*Data records*.
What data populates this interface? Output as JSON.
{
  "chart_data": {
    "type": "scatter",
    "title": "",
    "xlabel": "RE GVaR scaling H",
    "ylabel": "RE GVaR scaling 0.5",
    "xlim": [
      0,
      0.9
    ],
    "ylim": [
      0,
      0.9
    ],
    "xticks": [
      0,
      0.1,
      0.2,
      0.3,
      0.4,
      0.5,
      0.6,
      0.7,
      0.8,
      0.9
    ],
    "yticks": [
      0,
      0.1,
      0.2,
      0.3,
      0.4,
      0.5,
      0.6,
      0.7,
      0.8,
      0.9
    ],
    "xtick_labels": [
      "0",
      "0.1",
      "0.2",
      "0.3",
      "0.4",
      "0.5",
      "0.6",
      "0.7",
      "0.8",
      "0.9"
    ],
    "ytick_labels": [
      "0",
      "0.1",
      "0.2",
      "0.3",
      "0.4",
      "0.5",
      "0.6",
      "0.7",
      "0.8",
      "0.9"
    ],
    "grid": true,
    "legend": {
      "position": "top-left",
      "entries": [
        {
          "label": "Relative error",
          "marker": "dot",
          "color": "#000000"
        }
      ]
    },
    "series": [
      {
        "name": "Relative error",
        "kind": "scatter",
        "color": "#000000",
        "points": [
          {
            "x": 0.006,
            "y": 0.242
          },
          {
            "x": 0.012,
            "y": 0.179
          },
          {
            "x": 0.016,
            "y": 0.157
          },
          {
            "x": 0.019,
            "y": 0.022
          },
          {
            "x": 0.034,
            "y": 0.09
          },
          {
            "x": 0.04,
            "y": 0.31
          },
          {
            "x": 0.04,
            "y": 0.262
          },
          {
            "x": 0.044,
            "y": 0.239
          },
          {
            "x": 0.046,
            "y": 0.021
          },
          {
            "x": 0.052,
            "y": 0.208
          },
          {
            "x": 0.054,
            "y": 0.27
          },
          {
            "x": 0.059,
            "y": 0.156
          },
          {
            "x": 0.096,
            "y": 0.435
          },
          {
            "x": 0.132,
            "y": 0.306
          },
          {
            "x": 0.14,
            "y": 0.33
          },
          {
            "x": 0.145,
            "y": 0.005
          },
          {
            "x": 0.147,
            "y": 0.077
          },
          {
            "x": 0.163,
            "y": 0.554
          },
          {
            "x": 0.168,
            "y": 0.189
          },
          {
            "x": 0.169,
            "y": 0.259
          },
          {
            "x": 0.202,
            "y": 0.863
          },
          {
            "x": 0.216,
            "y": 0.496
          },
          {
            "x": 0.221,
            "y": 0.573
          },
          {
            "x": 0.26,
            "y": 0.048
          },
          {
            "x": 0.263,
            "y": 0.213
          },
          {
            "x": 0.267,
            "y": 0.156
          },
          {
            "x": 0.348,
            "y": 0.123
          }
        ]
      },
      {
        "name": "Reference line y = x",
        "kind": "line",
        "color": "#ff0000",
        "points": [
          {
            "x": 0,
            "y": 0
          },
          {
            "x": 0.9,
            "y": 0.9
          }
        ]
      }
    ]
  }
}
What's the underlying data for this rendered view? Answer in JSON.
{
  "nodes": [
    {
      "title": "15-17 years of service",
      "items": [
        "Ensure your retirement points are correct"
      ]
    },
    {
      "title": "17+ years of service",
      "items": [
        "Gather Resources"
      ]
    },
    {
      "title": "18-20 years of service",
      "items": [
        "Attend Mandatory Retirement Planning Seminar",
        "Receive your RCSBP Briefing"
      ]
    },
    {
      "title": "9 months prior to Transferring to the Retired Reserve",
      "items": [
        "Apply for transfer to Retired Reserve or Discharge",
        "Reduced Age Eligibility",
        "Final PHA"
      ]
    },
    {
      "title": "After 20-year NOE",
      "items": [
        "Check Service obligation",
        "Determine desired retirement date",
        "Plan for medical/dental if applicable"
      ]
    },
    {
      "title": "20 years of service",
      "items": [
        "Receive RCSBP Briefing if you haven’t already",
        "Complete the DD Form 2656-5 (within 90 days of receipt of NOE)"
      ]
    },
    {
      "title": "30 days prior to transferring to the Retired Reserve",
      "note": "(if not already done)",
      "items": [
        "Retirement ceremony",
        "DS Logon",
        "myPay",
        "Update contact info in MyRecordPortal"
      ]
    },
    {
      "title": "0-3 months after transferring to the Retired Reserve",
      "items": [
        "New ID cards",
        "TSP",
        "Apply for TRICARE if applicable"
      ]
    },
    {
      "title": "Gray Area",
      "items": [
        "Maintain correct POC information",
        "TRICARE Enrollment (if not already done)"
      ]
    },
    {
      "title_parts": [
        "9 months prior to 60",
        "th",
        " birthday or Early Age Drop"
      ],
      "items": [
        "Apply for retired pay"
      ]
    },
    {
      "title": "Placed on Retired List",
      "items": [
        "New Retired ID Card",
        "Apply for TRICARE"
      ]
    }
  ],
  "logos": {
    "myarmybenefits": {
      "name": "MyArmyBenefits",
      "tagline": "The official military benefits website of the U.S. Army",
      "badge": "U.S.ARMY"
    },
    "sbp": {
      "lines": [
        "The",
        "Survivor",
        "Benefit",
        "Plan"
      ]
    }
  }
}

*Objective*.
Go through the listing above and restate it word for word.

*The output*.
What data populates this interface? Output as JSON.
{
  "chart_data": {
    "type": "scatter",
    "title": "",
    "xlabel": "RE GVaR scaling H",
    "ylabel": "RE GVaR scaling 0.5",
    "xlim": [
      0,
      0.9
    ],
    "ylim": [
      0,
      0.9
    ],
    "xticks": [
      0,
      0.1,
      0.2,
      0.3,
      0.4,
      0.5,
      0.6,
      0.7,
      0.8,
      0.9
    ],
    "yticks": [
      0,
      0.1,
      0.2,
      0.3,
      0.4,
      0.5,
      0.6,
      0.7,
      0.8,
      0.9
    ],
    "xtick_labels": [
      "0",
      "0.1",
      "0.2",
      "0.3",
      "0.4",
      "0.5",
      "0.6",
      "0.7",
      "0.8",
      "0.9"
    ],
    "ytick_labels": [
      "0",
      "0.1",
      "0.2",
      "0.3",
      "0.4",
      "0.5",
      "0.6",
      "0.7",
      "0.8",
      "0.9"
    ],
    "grid": true,
    "legend": {
      "position": "top-left",
      "entries": [
        {
          "label": "Relative error",
          "marker": "dot",
          "color": "#000000"
        }
      ]
    },
    "series": [
      {
        "name": "Relative error",
        "kind": "scatter",
        "color": "#000000",
        "points": [
          {
            "x": 0.006,
            "y": 0.242
          },
          {
            "x": 0.012,
            "y": 0.179
          },
          {
            "x": 0.016,
            "y": 0.157
          },
          {
            "x": 0.019,
            "y": 0.022
          },
          {
            "x": 0.034,
            "y": 0.09
          },
          {
            "x": 0.04,
            "y": 0.31
          },
          {
            "x": 0.04,
            "y": 0.262
          },
          {
            "x": 0.044,
            "y": 0.239
          },
          {
            "x": 0.046,
            "y": 0.021
          },
          {
            "x": 0.052,
            "y": 0.208
          },
          {
            "x": 0.054,
            "y": 0.27
          },
          {
            "x": 0.059,
            "y": 0.156
          },
          {
            "x": 0.096,
            "y": 0.435
          },
          {
            "x": 0.132,
            "y": 0.306
          },
          {
            "x": 0.14,
            "y": 0.33
          },
          {
            "x": 0.145,
            "y": 0.005
          },
          {
            "x": 0.147,
            "y": 0.077
          },
          {
            "x": 0.163,
            "y": 0.554
          },
          {
            "x": 0.168,
            "y": 0.189
          },
          {
            "x": 0.169,
            "y": 0.259
          },
          {
            "x": 0.202,
            "y": 0.863
          },
          {
            "x": 0.216,
            "y": 0.496
          },
          {
            "x": 0.221,
            "y": 0.573
          },
          {
            "x": 0.26,
            "y": 0.048
          },
          {
            "x": 0.263,
            "y": 0.213
          },
          {
            "x": 0.267,
            "y": 0.156
          },
          {
            "x": 0.348,
            "y": 0.123
          }
        ]
      },
      {
        "name": "Reference line y = x",
        "kind": "line",
        "color": "#ff0000",
        "points": [
          {
            "x": 0,
            "y": 0
          },
          {
            "x": 0.9,
            "y": 0.9
          }
        ]
      }
    ]
  }
}
What's the underlying data for this rendered view? Answer in JSON.
{
  "nodes": [
    {
      "title": "15-17 years of service",
      "items": [
        "Ensure your retirement points are correct"
      ]
    },
    {
      "title": "17+ years of service",
      "items": [
        "Gather Resources"
      ]
    },
    {
      "title": "18-20 years of service",
      "items": [
        "Attend Mandatory Retirement Planning Seminar",
        "Receive your RCSBP Briefing"
      ]
    },
    {
      "title": "9 months prior to Transferring to the Retired Reserve",
      "items": [
        "Apply for transfer to Retired Reserve or Discharge",
        "Reduced Age Eligibility",
        "Final PHA"
      ]
    },
    {
      "title": "After 20-year NOE",
      "items": [
        "Check Service obligation",
        "Determine desired retirement date",
        "Plan for medical/dental if applicable"
      ]
    },
    {
      "title": "20 years of service",
      "items": [
        "Receive RCSBP Briefing if you haven’t already",
        "Complete the DD Form 2656-5 (within 90 days of receipt of NOE)"
      ]
    },
    {
      "title": "30 days prior to transferring to the Retired Reserve",
      "note": "(if not already done)",
      "items": [
        "Retirement ceremony",
        "DS Logon",
        "myPay",
        "Update contact info in MyRecordPortal"
      ]
    },
    {
      "title": "0-3 months after transferring to the Retired Reserve",
      "items": [
        "New ID cards",
        "TSP",
        "Apply for TRICARE if applicable"
      ]
    },
    {
      "title": "Gray Area",
      "items": [
        "Maintain correct POC information",
        "TRICARE Enrollment (if not already done)"
      ]
    },
    {
      "title_parts": [
        "9 months prior to 60",
        "th",
        " birthday or Early Age Drop"
      ],
      "items": [
        "Apply for retired pay"
      ]
    },
    {
      "title": "Placed on Retired List",
      "items": [
        "New Retired ID Card",
        "Apply for TRICARE"
      ]
    }
  ],
  "logos": {
    "myarmybenefits": {
      "name": "MyArmyBenefits",
      "tagline": "The official military benefits website of the U.S. Army",
      "badge": "U.S.ARMY"
    },
    "sbp": {
      "lines": [
        "The",
        "Survivor",
        "Benefit",
        "Plan"
      ]
    }
  }
}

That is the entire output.